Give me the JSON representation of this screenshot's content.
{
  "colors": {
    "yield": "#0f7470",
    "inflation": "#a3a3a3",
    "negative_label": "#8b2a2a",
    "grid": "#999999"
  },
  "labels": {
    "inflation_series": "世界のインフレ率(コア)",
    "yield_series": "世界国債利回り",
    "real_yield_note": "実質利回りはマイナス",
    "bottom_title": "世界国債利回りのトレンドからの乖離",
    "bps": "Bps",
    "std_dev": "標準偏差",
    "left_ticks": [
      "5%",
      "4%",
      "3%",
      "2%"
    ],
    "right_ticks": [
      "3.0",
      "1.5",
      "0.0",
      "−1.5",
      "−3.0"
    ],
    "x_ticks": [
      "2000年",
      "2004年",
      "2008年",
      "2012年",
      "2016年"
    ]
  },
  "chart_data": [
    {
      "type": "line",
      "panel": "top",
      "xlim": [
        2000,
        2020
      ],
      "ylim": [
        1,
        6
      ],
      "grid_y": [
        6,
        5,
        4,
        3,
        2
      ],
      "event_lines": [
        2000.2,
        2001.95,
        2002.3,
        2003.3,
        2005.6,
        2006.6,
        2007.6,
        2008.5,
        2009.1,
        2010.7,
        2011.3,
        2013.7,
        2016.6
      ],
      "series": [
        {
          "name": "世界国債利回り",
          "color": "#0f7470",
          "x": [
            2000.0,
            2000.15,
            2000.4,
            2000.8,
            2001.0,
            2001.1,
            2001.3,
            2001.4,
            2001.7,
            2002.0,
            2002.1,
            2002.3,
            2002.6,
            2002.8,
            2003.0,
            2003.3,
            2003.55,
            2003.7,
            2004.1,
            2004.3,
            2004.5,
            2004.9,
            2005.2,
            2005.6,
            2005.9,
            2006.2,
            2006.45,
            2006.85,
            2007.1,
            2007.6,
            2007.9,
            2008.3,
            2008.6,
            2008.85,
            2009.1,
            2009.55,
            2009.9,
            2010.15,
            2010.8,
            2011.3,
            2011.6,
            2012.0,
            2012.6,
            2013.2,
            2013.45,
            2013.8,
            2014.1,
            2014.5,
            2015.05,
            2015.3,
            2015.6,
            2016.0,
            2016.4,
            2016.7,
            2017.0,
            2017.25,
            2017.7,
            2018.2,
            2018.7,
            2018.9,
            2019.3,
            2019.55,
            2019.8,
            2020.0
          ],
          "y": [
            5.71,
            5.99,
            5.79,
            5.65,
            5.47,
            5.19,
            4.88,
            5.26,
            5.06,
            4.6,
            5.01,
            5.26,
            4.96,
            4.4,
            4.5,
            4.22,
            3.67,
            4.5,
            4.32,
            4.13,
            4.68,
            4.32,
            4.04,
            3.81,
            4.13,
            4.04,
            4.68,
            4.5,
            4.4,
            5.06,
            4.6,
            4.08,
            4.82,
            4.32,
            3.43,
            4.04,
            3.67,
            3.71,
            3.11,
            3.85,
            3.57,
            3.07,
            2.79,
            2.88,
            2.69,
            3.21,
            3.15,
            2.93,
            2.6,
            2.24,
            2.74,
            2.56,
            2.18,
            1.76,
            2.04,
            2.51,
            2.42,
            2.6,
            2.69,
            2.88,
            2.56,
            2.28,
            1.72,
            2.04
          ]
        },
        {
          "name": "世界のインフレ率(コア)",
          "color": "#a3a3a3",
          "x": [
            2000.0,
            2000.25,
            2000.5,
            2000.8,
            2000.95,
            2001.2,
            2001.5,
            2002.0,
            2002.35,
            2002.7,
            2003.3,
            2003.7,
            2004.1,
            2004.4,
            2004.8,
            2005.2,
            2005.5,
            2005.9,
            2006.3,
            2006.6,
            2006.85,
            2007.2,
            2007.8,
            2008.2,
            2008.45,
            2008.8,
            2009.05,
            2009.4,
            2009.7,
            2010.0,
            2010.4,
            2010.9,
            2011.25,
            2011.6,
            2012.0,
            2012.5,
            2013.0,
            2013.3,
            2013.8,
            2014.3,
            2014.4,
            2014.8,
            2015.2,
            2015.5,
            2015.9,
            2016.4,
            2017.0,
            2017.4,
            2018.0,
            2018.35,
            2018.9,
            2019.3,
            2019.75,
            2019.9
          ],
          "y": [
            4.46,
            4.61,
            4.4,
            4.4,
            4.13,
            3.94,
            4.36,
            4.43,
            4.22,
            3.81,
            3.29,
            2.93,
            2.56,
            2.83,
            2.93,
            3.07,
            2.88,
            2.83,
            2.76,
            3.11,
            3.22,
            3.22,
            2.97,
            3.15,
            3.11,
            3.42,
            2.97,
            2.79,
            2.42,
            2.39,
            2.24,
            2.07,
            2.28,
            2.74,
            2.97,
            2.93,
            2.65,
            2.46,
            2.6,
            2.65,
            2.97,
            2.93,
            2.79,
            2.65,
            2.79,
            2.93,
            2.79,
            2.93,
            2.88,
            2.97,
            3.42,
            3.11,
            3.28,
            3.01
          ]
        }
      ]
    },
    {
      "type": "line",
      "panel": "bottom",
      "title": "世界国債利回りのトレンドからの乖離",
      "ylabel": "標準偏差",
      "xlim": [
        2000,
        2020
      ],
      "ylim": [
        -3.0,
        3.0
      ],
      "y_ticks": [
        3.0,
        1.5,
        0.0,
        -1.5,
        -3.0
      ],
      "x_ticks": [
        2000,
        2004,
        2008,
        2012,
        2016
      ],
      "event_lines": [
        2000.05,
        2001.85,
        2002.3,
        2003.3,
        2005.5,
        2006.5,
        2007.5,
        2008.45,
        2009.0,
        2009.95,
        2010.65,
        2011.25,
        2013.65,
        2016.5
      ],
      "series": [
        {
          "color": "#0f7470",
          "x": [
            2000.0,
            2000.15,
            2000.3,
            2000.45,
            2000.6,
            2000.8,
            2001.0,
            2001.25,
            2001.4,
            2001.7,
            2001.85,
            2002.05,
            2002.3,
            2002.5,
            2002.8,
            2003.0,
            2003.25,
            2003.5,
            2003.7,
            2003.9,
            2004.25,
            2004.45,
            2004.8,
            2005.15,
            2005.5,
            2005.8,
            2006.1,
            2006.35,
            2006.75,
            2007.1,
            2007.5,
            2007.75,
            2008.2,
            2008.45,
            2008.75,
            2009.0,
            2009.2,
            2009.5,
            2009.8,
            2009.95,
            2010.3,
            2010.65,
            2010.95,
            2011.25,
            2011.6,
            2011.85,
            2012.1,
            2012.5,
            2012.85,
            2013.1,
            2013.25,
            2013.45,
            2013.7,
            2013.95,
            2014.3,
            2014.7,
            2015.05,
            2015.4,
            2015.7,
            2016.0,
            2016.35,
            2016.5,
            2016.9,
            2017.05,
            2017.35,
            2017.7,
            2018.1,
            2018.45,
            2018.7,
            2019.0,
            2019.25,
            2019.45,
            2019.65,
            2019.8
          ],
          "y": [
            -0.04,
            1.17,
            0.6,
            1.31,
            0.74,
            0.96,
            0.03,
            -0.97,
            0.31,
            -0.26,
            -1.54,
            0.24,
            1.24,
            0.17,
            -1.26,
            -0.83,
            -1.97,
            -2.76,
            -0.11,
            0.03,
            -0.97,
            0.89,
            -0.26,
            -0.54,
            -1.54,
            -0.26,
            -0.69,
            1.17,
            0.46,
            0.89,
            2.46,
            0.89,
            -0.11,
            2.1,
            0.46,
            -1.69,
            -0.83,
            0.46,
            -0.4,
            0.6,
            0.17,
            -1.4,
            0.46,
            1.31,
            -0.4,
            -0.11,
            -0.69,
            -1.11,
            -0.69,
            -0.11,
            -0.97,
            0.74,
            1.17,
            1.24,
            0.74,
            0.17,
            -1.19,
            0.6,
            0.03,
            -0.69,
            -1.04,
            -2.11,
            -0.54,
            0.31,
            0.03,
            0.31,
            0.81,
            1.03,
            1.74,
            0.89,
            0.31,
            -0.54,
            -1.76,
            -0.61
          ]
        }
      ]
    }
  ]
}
————
> **Exercise description**: Copy out each line of the data where the string "世界のインフレ率" appears.

> **Exercise output**:
    "inflation_series": "世界のインフレ率(コア)",
          "name": "世界のインフレ率(コア)",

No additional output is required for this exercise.